Copy out lines with the word "网络安全" from the material that follows.

--- BEGIN ---

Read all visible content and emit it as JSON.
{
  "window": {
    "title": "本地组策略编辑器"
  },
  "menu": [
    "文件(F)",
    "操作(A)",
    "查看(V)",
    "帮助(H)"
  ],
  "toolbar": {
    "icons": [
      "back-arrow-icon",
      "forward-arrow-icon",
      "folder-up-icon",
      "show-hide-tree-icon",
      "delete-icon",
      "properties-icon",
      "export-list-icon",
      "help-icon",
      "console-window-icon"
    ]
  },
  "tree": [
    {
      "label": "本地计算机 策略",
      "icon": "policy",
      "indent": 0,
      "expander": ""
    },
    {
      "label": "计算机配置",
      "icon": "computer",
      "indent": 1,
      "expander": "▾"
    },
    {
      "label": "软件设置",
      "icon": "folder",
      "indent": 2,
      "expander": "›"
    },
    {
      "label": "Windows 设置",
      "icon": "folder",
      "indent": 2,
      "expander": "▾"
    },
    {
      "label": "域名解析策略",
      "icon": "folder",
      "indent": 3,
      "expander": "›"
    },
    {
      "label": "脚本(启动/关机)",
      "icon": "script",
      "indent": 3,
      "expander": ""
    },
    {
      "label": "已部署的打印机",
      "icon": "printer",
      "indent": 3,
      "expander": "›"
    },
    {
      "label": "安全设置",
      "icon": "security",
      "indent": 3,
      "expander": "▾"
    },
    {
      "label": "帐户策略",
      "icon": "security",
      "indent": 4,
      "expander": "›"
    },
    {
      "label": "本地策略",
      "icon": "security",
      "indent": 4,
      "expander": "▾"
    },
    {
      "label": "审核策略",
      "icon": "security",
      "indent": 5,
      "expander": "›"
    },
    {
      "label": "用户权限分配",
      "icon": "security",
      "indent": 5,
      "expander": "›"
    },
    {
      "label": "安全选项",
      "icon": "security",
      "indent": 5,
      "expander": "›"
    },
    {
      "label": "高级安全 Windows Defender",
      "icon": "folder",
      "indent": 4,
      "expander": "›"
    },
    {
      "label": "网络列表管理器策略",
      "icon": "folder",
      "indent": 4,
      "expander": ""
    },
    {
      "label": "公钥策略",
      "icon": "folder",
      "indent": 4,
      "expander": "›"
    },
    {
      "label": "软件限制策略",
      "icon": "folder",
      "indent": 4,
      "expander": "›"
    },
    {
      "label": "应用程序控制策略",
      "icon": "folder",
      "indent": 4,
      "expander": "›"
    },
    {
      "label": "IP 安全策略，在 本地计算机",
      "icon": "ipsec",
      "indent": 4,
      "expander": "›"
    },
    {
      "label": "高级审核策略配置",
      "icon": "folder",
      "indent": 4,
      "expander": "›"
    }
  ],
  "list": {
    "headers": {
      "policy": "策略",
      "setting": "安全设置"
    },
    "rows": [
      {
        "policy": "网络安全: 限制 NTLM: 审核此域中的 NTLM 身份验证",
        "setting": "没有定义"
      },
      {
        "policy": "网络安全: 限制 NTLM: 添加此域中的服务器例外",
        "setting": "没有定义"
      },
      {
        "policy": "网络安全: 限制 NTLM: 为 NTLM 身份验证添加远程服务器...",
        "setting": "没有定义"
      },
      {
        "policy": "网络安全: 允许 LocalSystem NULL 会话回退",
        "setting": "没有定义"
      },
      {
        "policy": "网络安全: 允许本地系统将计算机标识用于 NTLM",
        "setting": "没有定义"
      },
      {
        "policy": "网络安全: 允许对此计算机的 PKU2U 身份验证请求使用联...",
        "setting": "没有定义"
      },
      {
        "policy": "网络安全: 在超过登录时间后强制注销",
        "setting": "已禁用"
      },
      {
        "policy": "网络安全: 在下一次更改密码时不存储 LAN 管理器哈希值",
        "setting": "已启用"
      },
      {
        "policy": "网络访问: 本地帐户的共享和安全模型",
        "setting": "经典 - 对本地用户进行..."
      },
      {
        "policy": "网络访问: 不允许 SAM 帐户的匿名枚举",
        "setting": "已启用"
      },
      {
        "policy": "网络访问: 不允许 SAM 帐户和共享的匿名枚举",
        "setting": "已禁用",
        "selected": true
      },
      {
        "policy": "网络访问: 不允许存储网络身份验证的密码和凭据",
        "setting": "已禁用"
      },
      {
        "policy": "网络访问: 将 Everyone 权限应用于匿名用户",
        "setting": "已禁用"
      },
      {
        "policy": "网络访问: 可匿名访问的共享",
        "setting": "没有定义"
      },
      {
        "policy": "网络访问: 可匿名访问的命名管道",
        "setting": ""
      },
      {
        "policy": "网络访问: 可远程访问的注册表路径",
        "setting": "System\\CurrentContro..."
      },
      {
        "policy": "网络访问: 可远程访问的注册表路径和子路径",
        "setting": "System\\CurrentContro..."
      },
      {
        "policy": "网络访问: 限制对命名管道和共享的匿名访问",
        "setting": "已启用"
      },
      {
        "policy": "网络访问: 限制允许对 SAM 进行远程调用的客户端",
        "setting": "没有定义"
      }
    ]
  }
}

--- END ---

* TASK RESPONSE:
        "policy": "网络安全: 限制 NTLM: 审核此域中的 NTLM 身份验证",
        "policy": "网络安全: 限制 NTLM: 添加此域中的服务器例外",
        "policy": "网络安全: 限制 NTLM: 为 NTLM 身份验证添加远程服务器...",
        "policy": "网络安全: 允许 LocalSystem NULL 会话回退",
        "policy": "网络安全: 允许本地系统将计算机标识用于 NTLM",
        "policy": "网络安全: 允许对此计算机的 PKU2U 身份验证请求使用联...",
        "policy": "网络安全: 在超过登录时间后强制注销",
        "policy": "网络安全: 在下一次更改密码时不存储 LAN 管理器哈希值",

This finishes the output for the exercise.